The exercise asks for every line of the data to be reproduced exactly.

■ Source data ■
##########

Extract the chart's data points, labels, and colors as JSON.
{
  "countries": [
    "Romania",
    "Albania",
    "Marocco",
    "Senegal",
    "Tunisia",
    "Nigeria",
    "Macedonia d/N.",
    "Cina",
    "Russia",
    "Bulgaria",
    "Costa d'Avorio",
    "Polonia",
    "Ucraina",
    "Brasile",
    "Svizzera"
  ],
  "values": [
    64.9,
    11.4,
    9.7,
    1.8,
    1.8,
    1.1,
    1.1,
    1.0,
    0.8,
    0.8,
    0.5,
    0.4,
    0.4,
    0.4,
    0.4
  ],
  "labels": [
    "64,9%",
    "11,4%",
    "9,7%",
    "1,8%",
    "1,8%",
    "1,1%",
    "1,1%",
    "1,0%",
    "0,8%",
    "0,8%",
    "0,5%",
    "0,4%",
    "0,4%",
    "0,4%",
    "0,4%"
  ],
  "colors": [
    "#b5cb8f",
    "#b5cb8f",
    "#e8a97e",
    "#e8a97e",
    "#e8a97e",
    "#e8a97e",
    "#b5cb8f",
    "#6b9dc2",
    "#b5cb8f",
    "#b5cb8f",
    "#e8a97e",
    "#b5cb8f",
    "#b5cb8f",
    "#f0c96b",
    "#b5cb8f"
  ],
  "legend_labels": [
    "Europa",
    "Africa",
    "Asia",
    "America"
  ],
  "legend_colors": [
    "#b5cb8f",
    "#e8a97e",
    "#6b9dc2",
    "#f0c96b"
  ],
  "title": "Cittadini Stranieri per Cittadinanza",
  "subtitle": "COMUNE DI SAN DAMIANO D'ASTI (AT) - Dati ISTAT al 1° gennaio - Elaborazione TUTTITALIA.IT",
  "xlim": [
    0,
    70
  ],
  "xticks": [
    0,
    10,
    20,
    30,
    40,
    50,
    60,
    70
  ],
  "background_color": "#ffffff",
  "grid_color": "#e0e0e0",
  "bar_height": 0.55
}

##########

■ Correct answer ■
Extract the chart's data points, labels, and colors as JSON.
{
  "countries": [
    "Romania",
    "Albania",
    "Marocco",
    "Senegal",
    "Tunisia",
    "Nigeria",
    "Macedonia d/N.",
    "Cina",
    "Russia",
    "Bulgaria",
    "Costa d'Avorio",
    "Polonia",
    "Ucraina",
    "Brasile",
    "Svizzera"
  ],
  "values": [
    64.9,
    11.4,
    9.7,
    1.8,
    1.8,
    1.1,
    1.1,
    1.0,
    0.8,
    0.8,
    0.5,
    0.4,
    0.4,
    0.4,
    0.4
  ],
  "labels": [
    "64,9%",
    "11,4%",
    "9,7%",
    "1,8%",
    "1,8%",
    "1,1%",
    "1,1%",
    "1,0%",
    "0,8%",
    "0,8%",
    "0,5%",
    "0,4%",
    "0,4%",
    "0,4%",
    "0,4%"
  ],
  "colors": [
    "#b5cb8f",
    "#b5cb8f",
    "#e8a97e",
    "#e8a97e",
    "#e8a97e",
    "#e8a97e",
    "#b5cb8f",
    "#6b9dc2",
    "#b5cb8f",
    "#b5cb8f",
    "#e8a97e",
    "#b5cb8f",
    "#b5cb8f",
    "#f0c96b",
    "#b5cb8f"
  ],
  "legend_labels": [
    "Europa",
    "Africa",
    "Asia",
    "America"
  ],
  "legend_colors": [
    "#b5cb8f",
    "#e8a97e",
    "#6b9dc2",
    "#f0c96b"
  ],
  "title": "Cittadini Stranieri per Cittadinanza",
  "subtitle": "COMUNE DI SAN DAMIANO D'ASTI (AT) - Dati ISTAT al 1° gennaio - Elaborazione TUTTITALIA.IT",
  "xlim": [
    0,
    70
  ],
  "xticks": [
    0,
    10,
    20,
    30,
    40,
    50,
    60,
    70
  ],
  "background_color": "#ffffff",
  "grid_color": "#e0e0e0",
  "bar_height": 0.55
}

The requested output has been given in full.